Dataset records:
::::::::::

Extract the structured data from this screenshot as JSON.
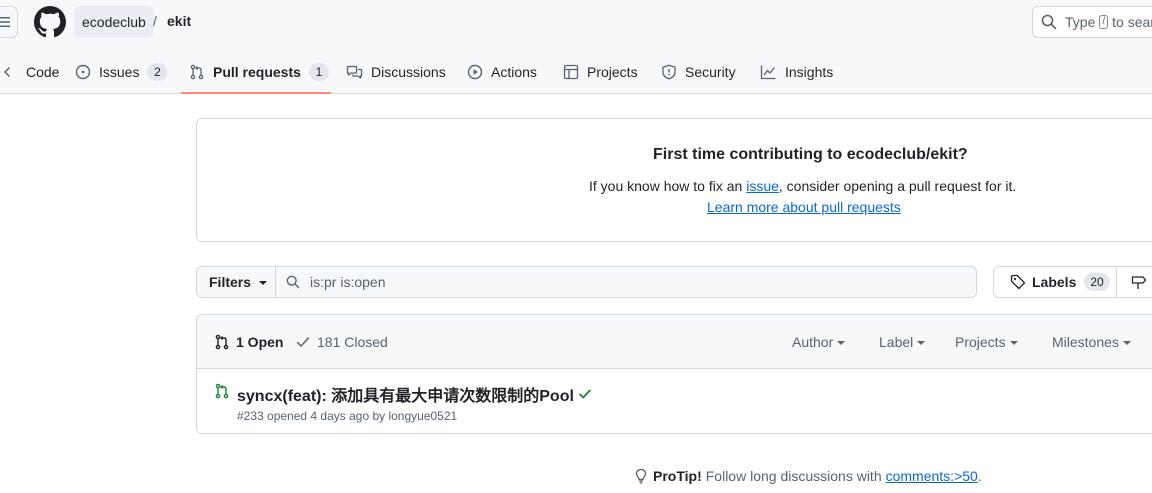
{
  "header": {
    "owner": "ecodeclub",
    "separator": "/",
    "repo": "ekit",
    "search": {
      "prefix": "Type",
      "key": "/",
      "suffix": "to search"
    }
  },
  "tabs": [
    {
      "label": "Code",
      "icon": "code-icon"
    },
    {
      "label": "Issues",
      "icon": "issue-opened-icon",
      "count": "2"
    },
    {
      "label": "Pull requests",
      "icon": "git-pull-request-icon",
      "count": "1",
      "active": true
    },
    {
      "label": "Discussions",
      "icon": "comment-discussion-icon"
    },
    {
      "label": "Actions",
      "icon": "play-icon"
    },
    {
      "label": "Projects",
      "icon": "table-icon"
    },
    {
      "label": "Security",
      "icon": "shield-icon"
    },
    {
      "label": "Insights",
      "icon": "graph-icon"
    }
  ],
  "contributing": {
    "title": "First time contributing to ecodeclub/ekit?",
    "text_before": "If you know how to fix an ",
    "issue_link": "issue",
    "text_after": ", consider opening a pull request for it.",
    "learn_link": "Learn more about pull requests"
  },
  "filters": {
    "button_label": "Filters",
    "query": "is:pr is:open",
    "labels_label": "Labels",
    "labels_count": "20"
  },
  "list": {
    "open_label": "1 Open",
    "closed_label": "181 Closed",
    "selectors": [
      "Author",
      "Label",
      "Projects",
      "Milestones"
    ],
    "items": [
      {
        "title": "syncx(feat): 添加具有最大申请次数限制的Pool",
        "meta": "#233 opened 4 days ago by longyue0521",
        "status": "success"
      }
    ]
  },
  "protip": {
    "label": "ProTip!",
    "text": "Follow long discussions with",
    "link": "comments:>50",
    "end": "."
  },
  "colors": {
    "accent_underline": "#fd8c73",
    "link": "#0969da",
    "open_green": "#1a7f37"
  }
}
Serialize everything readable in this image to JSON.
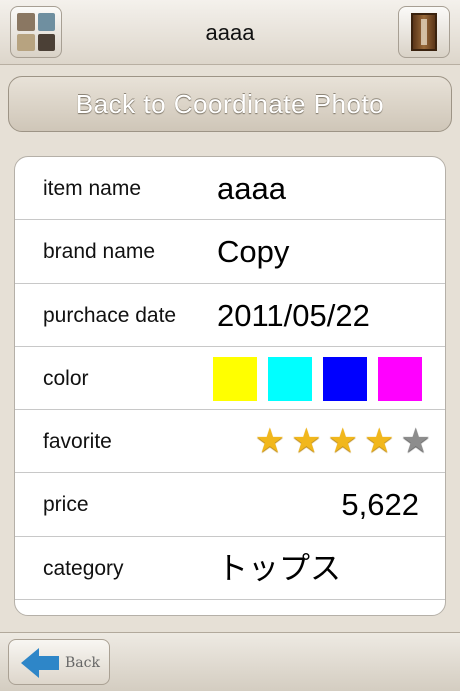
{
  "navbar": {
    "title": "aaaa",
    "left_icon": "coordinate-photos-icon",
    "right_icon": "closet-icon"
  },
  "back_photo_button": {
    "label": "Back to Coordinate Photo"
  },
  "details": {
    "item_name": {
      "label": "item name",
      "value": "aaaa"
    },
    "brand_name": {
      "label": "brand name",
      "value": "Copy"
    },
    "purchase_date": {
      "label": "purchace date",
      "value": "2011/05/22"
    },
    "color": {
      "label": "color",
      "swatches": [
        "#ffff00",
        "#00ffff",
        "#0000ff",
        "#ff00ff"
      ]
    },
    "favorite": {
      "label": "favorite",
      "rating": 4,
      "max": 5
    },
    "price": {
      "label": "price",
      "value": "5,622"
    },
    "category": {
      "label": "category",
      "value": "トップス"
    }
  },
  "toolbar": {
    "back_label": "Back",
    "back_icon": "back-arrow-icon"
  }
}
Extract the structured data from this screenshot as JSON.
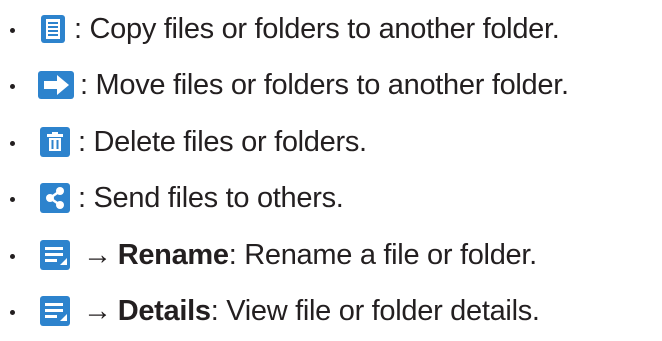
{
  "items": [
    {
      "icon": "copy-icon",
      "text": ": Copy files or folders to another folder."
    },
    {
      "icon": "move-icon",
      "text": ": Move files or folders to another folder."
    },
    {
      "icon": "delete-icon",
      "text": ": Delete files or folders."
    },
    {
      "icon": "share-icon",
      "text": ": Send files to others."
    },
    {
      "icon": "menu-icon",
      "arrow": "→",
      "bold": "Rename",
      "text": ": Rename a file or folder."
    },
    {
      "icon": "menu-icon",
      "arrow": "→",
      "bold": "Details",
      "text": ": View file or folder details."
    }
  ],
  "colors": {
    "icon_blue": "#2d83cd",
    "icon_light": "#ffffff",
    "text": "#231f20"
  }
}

::::::::::

Copy out every line of the listing that contains the string "ecodeclub".

    "owner": "ecodeclub",
    "title": "First time contributing to ecodeclub/ekit?",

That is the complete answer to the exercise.